* [Instructions for the task]
Give the lines again exactly, from the one holding "Output the text content of this document." to the last line of the listing below, both ends included and nothing added.
━━━━━ Provided records
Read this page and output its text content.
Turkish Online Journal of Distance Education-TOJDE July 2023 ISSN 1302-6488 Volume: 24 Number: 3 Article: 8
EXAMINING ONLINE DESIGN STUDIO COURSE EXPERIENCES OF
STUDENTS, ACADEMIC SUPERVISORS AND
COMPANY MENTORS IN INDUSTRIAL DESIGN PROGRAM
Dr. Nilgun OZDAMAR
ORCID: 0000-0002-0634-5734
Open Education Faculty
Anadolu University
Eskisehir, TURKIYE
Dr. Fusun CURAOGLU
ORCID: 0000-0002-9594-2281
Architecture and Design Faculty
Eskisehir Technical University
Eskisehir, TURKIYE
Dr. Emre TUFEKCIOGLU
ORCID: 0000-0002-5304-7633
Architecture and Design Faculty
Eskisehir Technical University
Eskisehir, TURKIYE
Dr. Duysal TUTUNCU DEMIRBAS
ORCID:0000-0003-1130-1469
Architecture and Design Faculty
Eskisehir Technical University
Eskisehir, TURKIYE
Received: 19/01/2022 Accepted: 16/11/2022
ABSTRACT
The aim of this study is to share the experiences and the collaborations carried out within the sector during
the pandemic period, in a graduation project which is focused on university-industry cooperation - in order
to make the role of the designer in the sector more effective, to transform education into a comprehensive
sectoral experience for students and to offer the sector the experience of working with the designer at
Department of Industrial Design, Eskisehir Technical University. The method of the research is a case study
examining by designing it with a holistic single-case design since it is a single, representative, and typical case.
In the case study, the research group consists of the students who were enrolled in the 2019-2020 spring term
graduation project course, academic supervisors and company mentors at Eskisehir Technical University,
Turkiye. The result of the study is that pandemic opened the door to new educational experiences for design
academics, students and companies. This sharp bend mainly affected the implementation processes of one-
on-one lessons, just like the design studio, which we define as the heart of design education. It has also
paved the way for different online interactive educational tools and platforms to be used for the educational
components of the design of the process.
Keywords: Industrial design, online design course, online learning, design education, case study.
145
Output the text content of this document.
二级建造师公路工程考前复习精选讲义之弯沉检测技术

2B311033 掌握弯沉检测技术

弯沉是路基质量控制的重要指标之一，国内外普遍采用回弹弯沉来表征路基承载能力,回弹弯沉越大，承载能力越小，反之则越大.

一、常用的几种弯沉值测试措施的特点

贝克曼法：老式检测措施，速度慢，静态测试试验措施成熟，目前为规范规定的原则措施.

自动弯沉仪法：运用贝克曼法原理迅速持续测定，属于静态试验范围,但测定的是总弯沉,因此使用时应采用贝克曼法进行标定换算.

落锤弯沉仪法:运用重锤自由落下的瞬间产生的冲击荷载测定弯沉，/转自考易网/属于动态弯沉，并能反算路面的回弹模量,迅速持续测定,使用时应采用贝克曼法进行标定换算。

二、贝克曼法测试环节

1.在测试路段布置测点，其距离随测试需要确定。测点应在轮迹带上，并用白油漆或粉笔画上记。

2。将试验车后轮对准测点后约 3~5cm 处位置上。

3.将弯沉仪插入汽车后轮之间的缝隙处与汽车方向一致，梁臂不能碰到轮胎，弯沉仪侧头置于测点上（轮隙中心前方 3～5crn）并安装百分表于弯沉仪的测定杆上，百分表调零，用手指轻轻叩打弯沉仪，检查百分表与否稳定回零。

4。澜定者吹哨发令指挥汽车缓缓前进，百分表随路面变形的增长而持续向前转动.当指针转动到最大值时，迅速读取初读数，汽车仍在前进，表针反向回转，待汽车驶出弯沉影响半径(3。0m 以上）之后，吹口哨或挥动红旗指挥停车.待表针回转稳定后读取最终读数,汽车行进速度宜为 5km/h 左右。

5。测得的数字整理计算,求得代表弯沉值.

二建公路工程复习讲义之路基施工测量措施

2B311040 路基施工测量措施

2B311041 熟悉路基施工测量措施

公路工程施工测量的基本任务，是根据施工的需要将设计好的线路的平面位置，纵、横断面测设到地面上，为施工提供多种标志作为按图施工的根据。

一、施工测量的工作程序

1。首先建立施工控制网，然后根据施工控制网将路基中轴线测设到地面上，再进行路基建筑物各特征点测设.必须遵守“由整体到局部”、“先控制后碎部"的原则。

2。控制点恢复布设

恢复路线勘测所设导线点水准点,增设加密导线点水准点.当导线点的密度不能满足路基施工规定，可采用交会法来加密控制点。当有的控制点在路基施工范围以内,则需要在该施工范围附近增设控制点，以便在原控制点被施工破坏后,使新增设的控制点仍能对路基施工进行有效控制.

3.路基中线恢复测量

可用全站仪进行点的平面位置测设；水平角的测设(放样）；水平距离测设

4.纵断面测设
━━━━━━━━━━
* [Full output]
Output the text content of this document.
二级建造师公路工程考前复习精选讲义之弯沉检测技术

2B311033 掌握弯沉检测技术

弯沉是路基质量控制的重要指标之一，国内外普遍采用回弹弯沉来表征路基承载能力,回弹弯沉越大，承载能力越小，反之则越大.

一、常用的几种弯沉值测试措施的特点

贝克曼法：老式检测措施，速度慢，静态测试试验措施成熟，目前为规范规定的原则措施.

自动弯沉仪法：运用贝克曼法原理迅速持续测定，属于静态试验范围,但测定的是总弯沉,因此使用时应采用贝克曼法进行标定换算.

落锤弯沉仪法:运用重锤自由落下的瞬间产生的冲击荷载测定弯沉，/转自考易网/属于动态弯沉，并能反算路面的回弹模量,迅速持续测定,使用时应采用贝克曼法进行标定换算。

二、贝克曼法测试环节

1.在测试路段布置测点，其距离随测试需要确定。测点应在轮迹带上，并用白油漆或粉笔画上记。

2。将试验车后轮对准测点后约 3~5cm 处位置上。

3.将弯沉仪插入汽车后轮之间的缝隙处与汽车方向一致，梁臂不能碰到轮胎，弯沉仪侧头置于测点上（轮隙中心前方 3～5crn）并安装百分表于弯沉仪的测定杆上，百分表调零，用手指轻轻叩打弯沉仪，检查百分表与否稳定回零。

4。澜定者吹哨发令指挥汽车缓缓前进，百分表随路面变形的增长而持续向前转动.当指针转动到最大值时，迅速读取初读数，汽车仍在前进，表针反向回转，待汽车驶出弯沉影响半径(3。0m 以上）之后，吹口哨或挥动红旗指挥停车.待表针回转稳定后读取最终读数,汽车行进速度宜为 5km/h 左右。

5。测得的数字整理计算,求得代表弯沉值.

二建公路工程复习讲义之路基施工测量措施

2B311040 路基施工测量措施

2B311041 熟悉路基施工测量措施

公路工程施工测量的基本任务，是根据施工的需要将设计好的线路的平面位置，纵、横断面测设到地面上，为施工提供多种标志作为按图施工的根据。

一、施工测量的工作程序

1。首先建立施工控制网，然后根据施工控制网将路基中轴线测设到地面上，再进行路基建筑物各特征点测设.必须遵守“由整体到局部”、“先控制后碎部"的原则。

2。控制点恢复布设

恢复路线勘测所设导线点水准点,增设加密导线点水准点.当导线点的密度不能满足路基施工规定，可采用交会法来加密控制点。当有的控制点在路基施工范围以内,则需要在该施工范围附近增设控制点，以便在原控制点被施工破坏后,使新增设的控制点仍能对路基施工进行有效控制.

3.路基中线恢复测量

可用全站仪进行点的平面位置测设；水平角的测设(放样）；水平距离测设

4.纵断面测设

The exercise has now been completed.